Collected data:

#####

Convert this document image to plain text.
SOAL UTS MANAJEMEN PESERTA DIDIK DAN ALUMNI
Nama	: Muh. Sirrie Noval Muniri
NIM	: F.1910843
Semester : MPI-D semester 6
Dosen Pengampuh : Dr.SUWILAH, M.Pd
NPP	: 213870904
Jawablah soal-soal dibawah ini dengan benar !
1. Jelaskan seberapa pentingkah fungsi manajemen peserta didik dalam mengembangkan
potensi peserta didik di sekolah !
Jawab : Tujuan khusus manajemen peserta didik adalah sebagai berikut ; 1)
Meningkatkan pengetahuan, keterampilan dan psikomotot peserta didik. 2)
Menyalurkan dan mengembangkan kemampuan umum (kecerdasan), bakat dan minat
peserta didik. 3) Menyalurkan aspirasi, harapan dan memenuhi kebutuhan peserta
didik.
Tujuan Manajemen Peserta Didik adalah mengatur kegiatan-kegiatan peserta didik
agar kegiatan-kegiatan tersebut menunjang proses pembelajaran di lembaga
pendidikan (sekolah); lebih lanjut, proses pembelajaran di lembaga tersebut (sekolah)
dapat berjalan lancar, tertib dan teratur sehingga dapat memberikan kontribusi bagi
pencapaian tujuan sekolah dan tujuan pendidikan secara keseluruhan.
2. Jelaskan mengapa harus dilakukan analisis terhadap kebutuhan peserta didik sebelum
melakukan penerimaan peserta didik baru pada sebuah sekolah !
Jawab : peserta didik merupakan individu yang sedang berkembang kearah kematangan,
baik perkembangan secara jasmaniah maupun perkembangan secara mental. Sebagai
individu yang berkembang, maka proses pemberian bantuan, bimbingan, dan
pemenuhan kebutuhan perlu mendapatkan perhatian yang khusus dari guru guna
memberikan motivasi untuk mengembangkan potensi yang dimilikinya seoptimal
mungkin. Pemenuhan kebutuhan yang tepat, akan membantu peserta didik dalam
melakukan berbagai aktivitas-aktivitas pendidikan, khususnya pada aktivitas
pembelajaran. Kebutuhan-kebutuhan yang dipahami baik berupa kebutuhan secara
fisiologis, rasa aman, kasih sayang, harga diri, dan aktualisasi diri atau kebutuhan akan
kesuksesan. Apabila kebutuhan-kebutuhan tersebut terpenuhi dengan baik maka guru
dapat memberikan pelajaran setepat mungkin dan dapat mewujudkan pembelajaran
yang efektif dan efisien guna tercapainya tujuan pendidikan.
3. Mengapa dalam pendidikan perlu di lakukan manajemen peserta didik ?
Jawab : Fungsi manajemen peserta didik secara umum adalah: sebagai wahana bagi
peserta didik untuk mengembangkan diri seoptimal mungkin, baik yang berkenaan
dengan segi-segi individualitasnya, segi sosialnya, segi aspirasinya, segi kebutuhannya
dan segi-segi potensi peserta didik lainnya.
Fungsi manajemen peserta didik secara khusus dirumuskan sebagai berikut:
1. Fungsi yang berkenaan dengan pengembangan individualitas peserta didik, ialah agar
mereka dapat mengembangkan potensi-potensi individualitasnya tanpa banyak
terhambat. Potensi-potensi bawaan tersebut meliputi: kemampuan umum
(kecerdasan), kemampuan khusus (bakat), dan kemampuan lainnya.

#####

WHAT THE TASK ASKS: Copy, from the material above, each line in which the string "dalam" occurs.

SOLUTION FOR THIS PROBLEM:
1. Jelaskan seberapa pentingkah fungsi manajemen peserta didik dalam mengembangkan
mungkin. Pemenuhan kebutuhan yang tepat, akan membantu peserta didik dalam
3. Mengapa dalam pendidikan perlu di lakukan manajemen peserta didik ?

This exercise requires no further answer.